[Records from a collection]
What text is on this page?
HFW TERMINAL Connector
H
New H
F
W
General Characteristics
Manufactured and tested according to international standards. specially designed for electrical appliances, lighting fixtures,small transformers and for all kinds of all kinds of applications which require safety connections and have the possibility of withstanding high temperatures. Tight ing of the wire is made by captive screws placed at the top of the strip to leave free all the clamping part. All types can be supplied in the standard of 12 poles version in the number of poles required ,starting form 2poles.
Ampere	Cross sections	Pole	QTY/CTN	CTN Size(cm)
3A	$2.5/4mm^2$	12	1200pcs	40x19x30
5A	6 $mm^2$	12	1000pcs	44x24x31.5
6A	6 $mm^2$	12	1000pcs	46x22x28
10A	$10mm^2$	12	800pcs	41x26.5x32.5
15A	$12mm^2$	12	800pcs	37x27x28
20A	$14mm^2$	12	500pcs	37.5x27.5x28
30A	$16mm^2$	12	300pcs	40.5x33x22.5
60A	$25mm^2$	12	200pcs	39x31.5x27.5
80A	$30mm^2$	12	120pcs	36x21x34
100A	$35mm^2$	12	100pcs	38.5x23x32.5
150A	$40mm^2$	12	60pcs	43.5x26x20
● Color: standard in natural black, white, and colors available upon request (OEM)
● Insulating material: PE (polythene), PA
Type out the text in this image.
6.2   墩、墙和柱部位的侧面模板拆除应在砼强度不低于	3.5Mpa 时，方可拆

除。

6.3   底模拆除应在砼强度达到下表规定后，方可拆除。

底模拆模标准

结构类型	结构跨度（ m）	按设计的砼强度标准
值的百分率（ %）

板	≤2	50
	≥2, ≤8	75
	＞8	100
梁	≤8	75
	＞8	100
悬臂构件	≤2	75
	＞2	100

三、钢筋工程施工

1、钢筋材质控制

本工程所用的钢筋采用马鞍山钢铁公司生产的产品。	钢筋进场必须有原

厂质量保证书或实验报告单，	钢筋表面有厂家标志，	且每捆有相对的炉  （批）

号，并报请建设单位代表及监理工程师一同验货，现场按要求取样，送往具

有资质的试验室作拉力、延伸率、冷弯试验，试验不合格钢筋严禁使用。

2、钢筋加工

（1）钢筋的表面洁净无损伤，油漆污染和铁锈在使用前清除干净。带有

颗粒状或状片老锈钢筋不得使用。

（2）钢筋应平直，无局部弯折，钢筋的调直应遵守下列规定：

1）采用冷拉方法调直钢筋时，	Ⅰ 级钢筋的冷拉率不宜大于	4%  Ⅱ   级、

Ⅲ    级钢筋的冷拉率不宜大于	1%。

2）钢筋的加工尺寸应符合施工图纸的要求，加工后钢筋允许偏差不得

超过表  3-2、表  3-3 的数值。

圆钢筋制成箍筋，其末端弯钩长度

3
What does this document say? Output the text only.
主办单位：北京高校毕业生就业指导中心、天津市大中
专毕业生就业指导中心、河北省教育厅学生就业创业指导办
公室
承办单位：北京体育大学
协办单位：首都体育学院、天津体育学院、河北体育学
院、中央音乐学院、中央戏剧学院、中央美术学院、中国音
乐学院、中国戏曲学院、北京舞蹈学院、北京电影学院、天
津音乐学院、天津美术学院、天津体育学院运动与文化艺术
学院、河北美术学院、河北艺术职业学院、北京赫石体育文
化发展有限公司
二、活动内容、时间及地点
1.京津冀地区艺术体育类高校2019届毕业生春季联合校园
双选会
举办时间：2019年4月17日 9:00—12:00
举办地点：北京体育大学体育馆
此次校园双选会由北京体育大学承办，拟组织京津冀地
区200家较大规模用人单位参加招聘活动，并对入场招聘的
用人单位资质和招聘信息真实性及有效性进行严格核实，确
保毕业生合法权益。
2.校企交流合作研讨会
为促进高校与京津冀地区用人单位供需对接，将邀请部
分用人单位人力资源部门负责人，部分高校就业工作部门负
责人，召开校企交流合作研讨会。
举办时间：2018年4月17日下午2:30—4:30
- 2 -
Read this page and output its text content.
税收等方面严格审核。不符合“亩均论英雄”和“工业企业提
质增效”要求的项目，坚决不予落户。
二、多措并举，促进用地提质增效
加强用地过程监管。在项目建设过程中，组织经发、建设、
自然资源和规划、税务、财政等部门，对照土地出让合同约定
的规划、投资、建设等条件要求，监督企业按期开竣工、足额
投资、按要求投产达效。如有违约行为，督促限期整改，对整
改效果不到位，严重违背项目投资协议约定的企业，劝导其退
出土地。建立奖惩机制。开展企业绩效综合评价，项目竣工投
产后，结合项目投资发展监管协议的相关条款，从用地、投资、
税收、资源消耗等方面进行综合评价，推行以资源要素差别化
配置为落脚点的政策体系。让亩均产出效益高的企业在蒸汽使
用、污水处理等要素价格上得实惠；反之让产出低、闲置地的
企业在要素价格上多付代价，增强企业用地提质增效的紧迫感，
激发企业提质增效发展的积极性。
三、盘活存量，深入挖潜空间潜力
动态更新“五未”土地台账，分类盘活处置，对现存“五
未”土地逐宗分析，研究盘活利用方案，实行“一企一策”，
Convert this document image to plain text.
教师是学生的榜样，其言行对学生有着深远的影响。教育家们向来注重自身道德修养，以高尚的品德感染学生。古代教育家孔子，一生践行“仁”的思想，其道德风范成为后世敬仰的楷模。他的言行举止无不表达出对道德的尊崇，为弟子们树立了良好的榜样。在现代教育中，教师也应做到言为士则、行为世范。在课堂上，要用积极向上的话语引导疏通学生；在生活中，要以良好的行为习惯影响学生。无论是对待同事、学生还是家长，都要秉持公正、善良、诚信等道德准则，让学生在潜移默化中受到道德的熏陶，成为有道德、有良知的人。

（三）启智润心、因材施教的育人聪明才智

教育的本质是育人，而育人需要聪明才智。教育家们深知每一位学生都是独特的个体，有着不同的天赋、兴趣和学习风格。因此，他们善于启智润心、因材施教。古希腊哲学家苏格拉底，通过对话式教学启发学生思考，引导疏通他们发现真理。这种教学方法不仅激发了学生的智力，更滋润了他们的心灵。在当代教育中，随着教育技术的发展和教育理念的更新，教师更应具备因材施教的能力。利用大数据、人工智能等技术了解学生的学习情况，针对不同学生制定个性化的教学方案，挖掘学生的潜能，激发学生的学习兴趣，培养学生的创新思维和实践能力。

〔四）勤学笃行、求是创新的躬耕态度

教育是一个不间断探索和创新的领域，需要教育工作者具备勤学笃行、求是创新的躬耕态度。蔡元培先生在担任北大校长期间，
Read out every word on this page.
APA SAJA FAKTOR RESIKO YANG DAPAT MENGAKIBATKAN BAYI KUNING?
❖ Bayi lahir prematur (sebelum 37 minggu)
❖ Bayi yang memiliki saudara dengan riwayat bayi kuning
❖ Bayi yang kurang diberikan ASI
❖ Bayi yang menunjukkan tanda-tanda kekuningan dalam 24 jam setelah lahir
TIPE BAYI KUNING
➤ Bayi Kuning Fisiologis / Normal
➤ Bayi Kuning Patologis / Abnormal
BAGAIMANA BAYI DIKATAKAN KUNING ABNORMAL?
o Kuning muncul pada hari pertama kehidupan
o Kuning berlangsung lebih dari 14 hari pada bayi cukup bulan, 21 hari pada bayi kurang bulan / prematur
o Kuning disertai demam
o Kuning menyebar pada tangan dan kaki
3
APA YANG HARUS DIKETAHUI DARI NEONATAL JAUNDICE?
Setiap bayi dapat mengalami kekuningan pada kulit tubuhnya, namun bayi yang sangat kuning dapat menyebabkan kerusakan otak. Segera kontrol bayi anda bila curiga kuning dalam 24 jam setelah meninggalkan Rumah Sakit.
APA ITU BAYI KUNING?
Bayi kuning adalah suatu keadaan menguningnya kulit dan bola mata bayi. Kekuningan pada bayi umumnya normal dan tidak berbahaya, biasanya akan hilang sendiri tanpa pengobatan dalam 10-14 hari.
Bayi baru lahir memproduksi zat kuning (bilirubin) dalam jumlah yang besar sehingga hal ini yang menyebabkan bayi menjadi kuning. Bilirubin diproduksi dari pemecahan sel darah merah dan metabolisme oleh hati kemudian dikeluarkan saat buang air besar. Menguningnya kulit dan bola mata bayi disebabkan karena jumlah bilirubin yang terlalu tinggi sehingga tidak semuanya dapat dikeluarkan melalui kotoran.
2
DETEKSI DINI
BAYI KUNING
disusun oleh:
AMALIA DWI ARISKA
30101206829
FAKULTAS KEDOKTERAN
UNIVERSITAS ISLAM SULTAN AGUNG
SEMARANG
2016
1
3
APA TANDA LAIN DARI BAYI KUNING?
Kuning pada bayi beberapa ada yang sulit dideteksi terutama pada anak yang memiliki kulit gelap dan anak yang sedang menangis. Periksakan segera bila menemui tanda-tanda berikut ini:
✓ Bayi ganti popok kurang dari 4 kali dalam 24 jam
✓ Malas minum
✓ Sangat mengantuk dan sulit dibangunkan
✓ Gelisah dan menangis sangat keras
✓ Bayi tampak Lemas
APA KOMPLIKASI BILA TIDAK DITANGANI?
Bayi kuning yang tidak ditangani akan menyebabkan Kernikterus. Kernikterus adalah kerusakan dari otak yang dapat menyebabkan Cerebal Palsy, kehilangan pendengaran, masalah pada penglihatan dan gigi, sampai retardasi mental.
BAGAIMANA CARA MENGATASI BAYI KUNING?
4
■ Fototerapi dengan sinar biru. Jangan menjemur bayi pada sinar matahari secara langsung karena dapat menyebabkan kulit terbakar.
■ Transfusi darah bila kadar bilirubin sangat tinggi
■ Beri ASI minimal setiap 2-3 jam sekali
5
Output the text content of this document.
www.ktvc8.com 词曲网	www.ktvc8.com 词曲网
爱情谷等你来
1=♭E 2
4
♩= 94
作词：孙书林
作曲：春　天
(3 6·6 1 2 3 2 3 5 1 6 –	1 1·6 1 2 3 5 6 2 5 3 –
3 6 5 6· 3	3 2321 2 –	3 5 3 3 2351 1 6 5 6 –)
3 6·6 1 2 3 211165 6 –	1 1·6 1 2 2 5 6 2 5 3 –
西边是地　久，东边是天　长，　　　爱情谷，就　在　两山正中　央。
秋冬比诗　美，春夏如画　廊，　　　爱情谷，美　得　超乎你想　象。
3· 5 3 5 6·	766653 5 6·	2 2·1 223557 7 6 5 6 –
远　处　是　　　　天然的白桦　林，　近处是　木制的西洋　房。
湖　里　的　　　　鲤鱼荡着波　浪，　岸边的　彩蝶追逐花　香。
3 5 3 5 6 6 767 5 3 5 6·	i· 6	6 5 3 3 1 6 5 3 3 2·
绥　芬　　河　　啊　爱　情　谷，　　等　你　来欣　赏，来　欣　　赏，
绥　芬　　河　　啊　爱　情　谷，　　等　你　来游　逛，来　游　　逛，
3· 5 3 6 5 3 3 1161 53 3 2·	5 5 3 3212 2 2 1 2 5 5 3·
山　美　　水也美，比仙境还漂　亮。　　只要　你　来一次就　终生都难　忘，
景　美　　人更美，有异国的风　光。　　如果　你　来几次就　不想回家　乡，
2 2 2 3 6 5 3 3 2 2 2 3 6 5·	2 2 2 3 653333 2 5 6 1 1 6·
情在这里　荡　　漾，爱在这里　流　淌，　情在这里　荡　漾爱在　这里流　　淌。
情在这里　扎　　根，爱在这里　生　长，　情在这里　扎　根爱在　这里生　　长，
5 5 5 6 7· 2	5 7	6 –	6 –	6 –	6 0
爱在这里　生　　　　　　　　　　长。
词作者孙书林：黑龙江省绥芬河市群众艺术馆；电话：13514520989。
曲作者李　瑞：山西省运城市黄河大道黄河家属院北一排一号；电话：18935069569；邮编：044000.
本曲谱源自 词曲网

_PROBLEM TO WORK ON:_ Extract every line from the records above that contains the word "BAGAIMANA".

_FULL RESPONSE:_
BAGAIMANA BAYI DIKATAKAN KUNING ABNORMAL?
BAGAIMANA CARA MENGATASI BAYI KUNING?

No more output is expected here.